===== RECORDS FOR THIS TASK =====

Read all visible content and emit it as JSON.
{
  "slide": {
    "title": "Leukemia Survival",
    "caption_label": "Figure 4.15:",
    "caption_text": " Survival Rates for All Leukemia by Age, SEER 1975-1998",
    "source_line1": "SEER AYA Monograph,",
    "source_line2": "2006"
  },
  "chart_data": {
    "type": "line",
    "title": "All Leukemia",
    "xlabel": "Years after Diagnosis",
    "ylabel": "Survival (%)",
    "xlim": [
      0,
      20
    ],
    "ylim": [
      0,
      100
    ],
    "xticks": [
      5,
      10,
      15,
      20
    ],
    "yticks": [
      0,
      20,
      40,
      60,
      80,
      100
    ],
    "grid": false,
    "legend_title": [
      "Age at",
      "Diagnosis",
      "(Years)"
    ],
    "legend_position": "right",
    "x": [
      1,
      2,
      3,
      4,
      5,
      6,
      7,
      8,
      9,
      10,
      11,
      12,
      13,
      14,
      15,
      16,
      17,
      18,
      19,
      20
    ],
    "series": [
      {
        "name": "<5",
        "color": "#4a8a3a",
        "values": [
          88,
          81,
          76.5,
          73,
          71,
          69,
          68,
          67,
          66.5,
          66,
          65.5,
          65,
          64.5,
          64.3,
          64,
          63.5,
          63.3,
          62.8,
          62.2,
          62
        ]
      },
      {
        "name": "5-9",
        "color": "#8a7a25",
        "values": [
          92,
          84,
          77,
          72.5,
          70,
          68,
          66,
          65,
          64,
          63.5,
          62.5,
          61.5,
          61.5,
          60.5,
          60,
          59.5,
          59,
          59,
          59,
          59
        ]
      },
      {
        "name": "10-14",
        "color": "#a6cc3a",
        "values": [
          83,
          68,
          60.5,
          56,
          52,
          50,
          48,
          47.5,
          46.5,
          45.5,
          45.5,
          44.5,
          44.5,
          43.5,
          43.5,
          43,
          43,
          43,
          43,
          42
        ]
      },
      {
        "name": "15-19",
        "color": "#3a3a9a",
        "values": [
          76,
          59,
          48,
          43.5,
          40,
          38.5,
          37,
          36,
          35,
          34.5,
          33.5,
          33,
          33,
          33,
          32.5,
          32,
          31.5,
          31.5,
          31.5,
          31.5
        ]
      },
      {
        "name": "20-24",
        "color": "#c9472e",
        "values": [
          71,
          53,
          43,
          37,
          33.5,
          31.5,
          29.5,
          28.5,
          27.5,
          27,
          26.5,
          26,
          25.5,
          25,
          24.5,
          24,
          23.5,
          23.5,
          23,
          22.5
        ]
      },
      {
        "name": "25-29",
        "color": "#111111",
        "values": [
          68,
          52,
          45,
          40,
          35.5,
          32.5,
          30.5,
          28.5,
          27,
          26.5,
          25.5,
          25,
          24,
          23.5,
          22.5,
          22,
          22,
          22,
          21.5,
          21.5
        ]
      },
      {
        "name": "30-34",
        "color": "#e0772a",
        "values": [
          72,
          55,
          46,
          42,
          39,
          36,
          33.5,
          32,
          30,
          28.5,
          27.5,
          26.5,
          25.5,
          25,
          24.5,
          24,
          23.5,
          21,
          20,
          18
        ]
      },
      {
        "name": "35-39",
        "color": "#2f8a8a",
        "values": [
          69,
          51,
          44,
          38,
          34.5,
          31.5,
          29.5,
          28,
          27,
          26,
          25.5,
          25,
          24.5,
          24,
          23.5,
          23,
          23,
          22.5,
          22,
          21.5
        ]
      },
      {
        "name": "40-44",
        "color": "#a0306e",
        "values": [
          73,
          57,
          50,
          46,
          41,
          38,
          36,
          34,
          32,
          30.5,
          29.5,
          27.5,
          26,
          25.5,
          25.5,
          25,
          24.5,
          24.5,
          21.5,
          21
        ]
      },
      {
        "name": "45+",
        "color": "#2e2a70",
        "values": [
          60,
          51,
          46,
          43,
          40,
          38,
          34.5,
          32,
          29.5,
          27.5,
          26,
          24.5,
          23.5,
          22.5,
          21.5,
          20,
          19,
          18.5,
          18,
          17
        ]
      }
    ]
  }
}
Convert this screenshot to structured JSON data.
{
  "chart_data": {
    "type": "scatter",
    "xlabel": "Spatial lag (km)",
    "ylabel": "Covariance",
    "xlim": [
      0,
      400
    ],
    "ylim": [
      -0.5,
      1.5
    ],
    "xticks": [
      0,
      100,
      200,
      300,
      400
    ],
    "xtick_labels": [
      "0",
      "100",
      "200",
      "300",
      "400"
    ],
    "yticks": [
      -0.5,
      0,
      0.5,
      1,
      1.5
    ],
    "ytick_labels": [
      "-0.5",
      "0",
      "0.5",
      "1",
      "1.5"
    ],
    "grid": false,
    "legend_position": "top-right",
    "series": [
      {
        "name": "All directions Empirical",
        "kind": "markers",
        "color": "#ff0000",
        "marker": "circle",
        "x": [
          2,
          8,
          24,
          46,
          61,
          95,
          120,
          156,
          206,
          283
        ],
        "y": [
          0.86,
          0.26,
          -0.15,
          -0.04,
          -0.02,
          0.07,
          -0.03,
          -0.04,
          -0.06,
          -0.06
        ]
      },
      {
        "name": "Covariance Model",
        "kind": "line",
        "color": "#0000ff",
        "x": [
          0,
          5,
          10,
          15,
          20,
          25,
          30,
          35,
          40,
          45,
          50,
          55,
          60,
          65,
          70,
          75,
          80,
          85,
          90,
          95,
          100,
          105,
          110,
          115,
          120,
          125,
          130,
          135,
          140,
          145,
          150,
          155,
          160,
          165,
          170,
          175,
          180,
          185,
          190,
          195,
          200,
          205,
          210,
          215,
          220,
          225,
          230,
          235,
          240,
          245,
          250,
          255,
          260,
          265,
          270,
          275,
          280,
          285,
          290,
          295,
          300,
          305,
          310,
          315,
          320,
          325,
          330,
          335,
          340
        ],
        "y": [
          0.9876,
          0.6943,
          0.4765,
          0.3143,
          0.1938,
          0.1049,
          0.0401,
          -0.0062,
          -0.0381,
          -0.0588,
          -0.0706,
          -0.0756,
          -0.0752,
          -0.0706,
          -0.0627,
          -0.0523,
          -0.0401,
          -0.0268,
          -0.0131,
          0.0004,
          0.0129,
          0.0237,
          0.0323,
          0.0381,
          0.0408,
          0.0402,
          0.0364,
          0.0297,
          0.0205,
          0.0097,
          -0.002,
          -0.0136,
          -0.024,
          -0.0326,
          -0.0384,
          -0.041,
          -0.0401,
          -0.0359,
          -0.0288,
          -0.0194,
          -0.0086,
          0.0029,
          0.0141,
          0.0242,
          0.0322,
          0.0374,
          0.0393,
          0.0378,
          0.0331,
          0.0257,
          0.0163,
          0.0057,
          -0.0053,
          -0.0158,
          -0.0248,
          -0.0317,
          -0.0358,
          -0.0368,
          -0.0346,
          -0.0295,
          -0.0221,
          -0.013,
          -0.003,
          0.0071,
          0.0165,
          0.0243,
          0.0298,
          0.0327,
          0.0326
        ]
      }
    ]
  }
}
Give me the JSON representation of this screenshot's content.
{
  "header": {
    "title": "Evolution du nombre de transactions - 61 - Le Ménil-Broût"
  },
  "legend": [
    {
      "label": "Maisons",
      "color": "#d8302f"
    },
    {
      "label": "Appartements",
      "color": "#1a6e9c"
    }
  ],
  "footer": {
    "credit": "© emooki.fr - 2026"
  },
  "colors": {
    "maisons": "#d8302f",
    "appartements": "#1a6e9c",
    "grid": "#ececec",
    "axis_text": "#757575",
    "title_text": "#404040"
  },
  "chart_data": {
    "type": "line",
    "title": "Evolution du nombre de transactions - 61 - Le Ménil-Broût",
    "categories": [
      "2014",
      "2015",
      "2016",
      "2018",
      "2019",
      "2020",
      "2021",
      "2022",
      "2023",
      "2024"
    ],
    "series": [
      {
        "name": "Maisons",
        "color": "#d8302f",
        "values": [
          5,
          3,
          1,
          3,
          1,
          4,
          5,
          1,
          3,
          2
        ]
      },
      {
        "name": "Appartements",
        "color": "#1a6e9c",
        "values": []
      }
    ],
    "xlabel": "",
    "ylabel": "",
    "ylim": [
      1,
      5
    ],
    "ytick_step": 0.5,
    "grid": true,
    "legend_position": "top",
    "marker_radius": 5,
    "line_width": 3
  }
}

=====

WHAT THE TASK REQUIRES ▸
In the records above, locate the lines holding the word "Leukemia". Copy each of them.

ANSWER BELOW ▸
    "title": "Leukemia Survival",
    "caption_text": " Survival Rates for All Leukemia by Age, SEER 1975-1998",
    "title": "All Leukemia",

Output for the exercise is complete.